### Page extract

Monday 14th December
1 Samuel 13:16-22
Many of the Israelites had run away, others had hidden themselves and even those who remained with Saul were quaking in fear at the prospect of fighting the massed ranks of the Philistines. Their situation was made worse by the fact that, as we see in verses 16-22, they had no weapons with which to fight. The commentators tell us that the Philistines controlled the supply of iron. More than that, they charged exorbitant amounts of money for sharpening tools or weapons. So we have an army which is small and not equipped with appropriate weaponry, going up against a vast, well-armed force. Nevertheless, they had God on their side and numbers do not matter to him. Perhaps the lesson to be learned from this is that when we face challenges which seem insurmountable, when we have problems that seem to have no solution, when everything seems to be against us and we can see no way through – look to God.
Tuesday 15th December
1 Samuel 13:23 – 14:14
Jonathan, the son of Saul, embarks on a mission against the Philistines with only his armour bearer in support. This seemingly rash enterprise was successful because God was in it. In fact, by the time Saul and the rest of the Israelites come to help, the battle was effectively won and the Philistines were routed. The key statement of Jonathan’s faith is found in verse 6: ‘Nothing can hinder the LORD from saving, whether by many or by few’. I remember as a young Christian hearing a preacher make this point by saying ‘God plus one is a majority’. In other words, it does not matter if we are part of a great crowd or stand alone, if God is with us he is able to give the victory. Sometimes we worry too much about numbers. The truth is that a faithful few can be mightily used by God.
Wednesday 16th December
1 Samuel 13:23 – 14:14
The only person that Jonathan told about his intentions was his armour bearer. If he had made it known more generally that he intended to attack a Philistine outpost with only one man in support, people would have said that he was mad. They would undoubtedly have tried to talk him out of this foolish enterprise. They would have told him that he was needlessly risking his life. No doubt Jonathan realised this because, as we read in verse 1, ‘he did not tell his father.’ Jonathan was confident that God could defeat these Philistines with just two men. The next question was whether or not God would do this. There are many things that God could do but which, in his providence, he might decide not to do. In order to determine this question, Jonathan asked for a sign. If, when the Philistines spotted Jonathan and his armour bearer, they said ‘Come up to us’ that would be the sign that God had given them into their hands. This was, in fact, what happened and Jonathan and his armour bearer duly fought against the Philistines and were successful.
Thursday 17th December
1 Samuel 14:15-23
The main point of this story is that God gave the victory. Notice first of all verse 15, where the Philistines were thrown into panic and we’re told, ‘It was a panic sent by God.’ Saul’s lookouts see this panic setting in and report back. Saul then prepares for battle. Notice, he tells the priest to bring the Ark of God. Why did Saul do this? Surely it would have been safer to leave the Ark where it was? Saul, even having been rejected by God for his disobedience, understands that victory will only come if God is with them and the Ark was a symbol of God’s presence among his people. Notice the conclusion in verse 23: ‘So the LORD rescued Israel that day.’ Israel didn’t win because of anything in themselves, it was entirely down to the Lord. There were times when God was not with his people, when he was angry with them because of their sin and disobedience and on those occasions they lost battles. The history of the people of Israel is a history of strength and victory when God was with them and utter failure when they depended on their own strength, or wisdom or ability.

######
### Data lines

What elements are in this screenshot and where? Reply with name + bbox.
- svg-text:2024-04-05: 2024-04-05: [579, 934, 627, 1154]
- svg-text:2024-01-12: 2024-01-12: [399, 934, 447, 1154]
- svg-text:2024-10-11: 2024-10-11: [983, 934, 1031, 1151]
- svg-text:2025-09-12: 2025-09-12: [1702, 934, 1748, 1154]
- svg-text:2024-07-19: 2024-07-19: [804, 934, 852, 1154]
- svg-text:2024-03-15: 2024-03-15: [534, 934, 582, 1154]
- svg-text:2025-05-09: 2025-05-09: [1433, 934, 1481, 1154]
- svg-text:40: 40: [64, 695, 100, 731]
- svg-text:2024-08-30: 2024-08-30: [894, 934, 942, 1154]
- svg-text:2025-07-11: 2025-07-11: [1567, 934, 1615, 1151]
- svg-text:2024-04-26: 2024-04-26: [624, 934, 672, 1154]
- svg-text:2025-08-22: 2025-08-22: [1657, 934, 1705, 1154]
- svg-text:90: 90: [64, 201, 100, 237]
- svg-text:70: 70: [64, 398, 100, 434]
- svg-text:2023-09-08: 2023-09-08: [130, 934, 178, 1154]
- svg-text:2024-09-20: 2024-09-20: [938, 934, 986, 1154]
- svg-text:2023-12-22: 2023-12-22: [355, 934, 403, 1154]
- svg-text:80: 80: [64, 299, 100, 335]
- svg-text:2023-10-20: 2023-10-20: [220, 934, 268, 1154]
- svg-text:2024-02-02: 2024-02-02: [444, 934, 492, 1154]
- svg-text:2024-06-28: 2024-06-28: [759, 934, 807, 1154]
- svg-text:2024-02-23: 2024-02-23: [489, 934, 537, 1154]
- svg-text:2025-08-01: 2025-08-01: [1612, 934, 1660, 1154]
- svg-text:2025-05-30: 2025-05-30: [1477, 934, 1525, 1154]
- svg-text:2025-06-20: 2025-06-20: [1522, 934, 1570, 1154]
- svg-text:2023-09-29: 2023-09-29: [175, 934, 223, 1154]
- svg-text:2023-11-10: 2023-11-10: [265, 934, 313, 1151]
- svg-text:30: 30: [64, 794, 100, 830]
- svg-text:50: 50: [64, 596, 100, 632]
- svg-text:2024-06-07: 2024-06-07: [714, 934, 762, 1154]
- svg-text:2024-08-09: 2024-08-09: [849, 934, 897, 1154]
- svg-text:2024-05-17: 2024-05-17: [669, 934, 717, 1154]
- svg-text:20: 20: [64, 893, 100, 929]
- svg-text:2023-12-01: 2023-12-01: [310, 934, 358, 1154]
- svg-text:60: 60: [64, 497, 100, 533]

######

What to do:
1) In the listing, switch "screenshot" to "screen capture" in the stretch from the start of the listing through the line containing "- svg-text:2025-09-12: 2025-09-12: [1702, 934, 1748, 1154]", and give those lines back with nothing else changed.
2) Pick up the daily reflections on 1 Samuel where they stop and carry them on.

Task answers:
1)
What elements are in this screen capture and where? Reply with name + bbox.
- svg-text:2024-04-05: 2024-04-05: [579, 934, 627, 1154]
- svg-text:2024-01-12: 2024-01-12: [399, 934, 447, 1154]
- svg-text:2024-10-11: 2024-10-11: [983, 934, 1031, 1151]
- svg-text:2025-09-12: 2025-09-12: [1702, 934, 1748, 1154]

2)
Friday 18th December
1 Samuel 14:24-30
Here we see King Saul’s behaviour becoming more and more erratic and his decisions more and more suspect. This is a man who is unpredictable and dangerous, a man who believes more in his own judgement than in the voice of God. As the passage begins we are told that Saul’s army was in real distress. They had been engaged in a long and hard battle and they were hungry but the king had decided to order a fast and to accompany it with an oath. Anyone who broke the fast would be condemned to death. This was complete foolishness and indicated a man who, sitting in the comfort of his palace, issued decrees with no real connection to reality. When a king or a leader has total control over his subjects and the power of life and death, he often becomes a foolish despot, issuing orders all over the place, at his own whim. Jonathan, the king’s son, had not heard about this oath and so ate some honey. When he was told of the fast and the curse upon anyone who broke the fast, he understood clearly that his father had made a foolish decision. This was the beginning of the end for Saul.
Saturday 19th December
1 Samuel 14:31-52
As soon as the fast was over, the soldiers were so hungry that they pounced on the animals which had been take in plunder from the Philistines and hurriedly cooked and ate the meat with the blood still in it. This, of course, was against the law of God. They were starving and in their hunger they broke the law but it was Saul’s fault for ordering such a foolish fast in the first place. God had not ordered a fast, Saul ordered a fast. Then when this has all happened, they lose a battle and Saul is convinced that it is because someone broke the fast. He discovers that it was Jonathan and orders that he be put to death. His foolishness known no bounds. Indeed, he is clearly becoming deranged. What foolishness that Jonathan should be executed for the trivial offence of having some honey and thus breaking an oath about which he had never even heard! Euripedes once wrote, ‘whom the gods wish to destroy they first make mad.’ That is the wisdom of a pagan writer but it surely could be said to speak of Saul. He was becoming mad, as we shall see in the coming days.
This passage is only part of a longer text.